▸ EXCERPTED PASSAGE
UMIN-CTR Clinical Trial

Public title

Exploration of predictive factors for prognosis of community-onset pneumonia in adults: a multicenter prospective observational study

Acronym

Exploration of predictive factors for prognosis of community-onset pneumonia in adults

Scientific Title

Exploration of predictive factors for prognosis of community-onset pneumonia in adults: a multicenter prospective observational study

Scientific Title:Acronym

Exploration of predictive factors for prognosis of community-onset pneumonia in adults

Region

Japan

Condition

community-onset pneumonia

Classification by specialty

Medicine in general	Pneumology	Infectious disease

Classification by malignancy

Others

Genomic information

NO

Narrative objectives1

To investigate predictors of prognosis and clinical course in adult patients with community-onset pneumonia (COP).

Basic objectives2

Others

Basic objectives -Others

To assess potential predictors of clinical course and prognosis in COP patients, such as patient backgrounds, clinical findings, laboratory findings (e.g. biomarkers), disease severity including SOFA and qSOFA scores, causative organisms, and treatment drugs.

To investigate actual situation of severity-guided management of adult patients with COP in daily clinical practice and evaluate observance level and validity of the Japanese Respiratory Society guidelines for the management of pneumonia in adults 2017 (JRS guidelines).

Document understanding data:
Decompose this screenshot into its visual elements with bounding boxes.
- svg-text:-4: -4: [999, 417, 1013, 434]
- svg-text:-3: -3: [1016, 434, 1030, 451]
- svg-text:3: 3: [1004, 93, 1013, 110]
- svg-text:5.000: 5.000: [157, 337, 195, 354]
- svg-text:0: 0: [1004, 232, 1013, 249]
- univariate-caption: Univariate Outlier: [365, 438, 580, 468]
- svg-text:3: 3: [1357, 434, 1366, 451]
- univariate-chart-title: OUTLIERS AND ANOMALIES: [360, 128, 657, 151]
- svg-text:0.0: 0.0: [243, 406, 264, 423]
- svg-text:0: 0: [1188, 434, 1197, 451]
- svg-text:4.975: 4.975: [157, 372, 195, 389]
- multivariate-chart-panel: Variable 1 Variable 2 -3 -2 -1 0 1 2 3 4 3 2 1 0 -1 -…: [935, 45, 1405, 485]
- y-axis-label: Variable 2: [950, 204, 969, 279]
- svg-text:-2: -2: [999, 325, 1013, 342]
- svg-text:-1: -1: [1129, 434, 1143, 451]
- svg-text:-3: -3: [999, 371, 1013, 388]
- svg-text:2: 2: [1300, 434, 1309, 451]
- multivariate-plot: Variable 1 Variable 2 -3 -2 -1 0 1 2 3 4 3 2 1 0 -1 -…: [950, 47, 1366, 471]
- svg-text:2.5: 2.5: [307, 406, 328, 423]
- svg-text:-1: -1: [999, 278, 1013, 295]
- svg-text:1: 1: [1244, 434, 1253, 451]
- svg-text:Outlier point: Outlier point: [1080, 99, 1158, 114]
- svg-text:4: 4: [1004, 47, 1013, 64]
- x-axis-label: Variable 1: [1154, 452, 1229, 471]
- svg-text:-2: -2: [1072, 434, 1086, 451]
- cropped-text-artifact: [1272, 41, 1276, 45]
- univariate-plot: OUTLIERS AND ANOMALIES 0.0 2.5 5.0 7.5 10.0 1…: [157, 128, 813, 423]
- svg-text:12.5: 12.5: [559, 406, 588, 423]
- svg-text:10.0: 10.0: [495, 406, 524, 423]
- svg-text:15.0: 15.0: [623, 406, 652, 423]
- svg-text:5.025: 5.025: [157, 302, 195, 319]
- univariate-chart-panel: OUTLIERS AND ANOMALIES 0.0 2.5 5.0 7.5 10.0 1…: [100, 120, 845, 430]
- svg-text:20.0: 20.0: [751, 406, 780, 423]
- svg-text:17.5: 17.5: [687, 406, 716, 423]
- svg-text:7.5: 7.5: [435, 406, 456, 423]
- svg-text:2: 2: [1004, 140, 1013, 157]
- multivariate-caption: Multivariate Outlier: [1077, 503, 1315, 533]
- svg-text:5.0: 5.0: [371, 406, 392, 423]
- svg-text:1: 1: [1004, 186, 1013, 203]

▸ TASK DESCRIPTION
In the clinical trial registry entry, which scores are named as measures of disease severity?

▸ SOLUTION BELOW
SOFA and qSOFA scores.